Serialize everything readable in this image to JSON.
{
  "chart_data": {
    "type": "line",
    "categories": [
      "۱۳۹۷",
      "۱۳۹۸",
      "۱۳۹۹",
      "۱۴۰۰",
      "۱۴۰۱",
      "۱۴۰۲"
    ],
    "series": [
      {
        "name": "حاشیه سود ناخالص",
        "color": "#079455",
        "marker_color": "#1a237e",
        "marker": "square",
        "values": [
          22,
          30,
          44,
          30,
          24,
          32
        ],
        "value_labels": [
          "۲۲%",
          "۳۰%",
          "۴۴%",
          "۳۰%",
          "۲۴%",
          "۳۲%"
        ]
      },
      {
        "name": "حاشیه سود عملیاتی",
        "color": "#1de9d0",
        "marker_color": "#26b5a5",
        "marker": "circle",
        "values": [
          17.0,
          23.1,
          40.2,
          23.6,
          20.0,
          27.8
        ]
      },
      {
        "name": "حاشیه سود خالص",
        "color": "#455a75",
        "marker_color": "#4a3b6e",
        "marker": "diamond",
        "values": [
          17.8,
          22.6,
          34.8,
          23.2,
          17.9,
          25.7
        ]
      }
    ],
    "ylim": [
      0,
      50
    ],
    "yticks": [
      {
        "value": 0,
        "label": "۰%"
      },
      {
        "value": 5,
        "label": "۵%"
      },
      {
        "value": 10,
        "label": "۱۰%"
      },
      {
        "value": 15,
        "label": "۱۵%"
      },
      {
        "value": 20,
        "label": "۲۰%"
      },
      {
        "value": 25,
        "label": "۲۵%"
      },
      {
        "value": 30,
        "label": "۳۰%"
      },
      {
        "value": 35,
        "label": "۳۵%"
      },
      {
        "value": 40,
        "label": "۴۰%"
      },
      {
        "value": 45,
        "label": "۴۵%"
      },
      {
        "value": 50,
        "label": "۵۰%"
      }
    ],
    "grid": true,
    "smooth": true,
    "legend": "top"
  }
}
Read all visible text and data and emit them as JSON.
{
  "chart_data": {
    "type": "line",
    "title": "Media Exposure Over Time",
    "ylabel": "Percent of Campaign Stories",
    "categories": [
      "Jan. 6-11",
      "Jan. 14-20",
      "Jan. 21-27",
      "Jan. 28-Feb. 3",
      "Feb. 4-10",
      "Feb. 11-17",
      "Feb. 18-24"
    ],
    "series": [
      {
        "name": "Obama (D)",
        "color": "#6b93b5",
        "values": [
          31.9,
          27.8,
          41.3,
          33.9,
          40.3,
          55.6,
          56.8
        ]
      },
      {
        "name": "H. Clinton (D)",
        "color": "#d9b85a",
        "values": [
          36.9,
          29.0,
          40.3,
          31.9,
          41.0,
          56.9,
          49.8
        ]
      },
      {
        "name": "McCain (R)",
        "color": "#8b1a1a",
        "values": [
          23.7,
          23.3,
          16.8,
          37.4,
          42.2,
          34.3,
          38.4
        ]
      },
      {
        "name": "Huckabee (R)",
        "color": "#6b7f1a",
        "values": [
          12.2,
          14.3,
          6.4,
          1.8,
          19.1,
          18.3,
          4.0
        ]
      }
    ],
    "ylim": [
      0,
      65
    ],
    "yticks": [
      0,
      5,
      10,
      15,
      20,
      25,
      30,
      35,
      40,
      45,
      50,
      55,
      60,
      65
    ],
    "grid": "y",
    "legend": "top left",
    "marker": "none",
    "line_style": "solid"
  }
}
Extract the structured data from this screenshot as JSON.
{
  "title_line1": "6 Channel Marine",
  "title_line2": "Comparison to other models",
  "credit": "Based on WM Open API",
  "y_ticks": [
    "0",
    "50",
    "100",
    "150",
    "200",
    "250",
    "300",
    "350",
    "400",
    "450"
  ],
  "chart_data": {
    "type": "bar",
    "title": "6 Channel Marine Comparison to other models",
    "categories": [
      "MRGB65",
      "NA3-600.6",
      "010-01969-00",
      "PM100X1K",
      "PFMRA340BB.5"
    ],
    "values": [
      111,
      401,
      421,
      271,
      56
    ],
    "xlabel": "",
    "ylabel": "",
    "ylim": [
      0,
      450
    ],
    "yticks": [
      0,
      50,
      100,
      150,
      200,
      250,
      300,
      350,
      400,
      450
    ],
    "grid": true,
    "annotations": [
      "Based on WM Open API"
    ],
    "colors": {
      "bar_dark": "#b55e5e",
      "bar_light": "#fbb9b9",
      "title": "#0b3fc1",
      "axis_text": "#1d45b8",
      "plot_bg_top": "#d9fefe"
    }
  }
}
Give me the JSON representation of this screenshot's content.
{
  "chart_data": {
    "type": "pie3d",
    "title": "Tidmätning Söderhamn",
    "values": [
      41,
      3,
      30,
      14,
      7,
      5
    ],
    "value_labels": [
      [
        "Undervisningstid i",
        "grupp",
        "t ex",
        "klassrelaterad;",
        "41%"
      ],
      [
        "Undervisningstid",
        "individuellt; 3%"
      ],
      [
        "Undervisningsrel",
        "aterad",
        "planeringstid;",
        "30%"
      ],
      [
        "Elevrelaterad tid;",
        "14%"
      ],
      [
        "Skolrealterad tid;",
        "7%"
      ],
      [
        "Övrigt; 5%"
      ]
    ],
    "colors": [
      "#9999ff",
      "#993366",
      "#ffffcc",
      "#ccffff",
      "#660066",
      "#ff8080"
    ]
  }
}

════

Exercise objective | Each line that contains the word "ylabel" counts toward the total; give only that total.

Solution to the problem | 2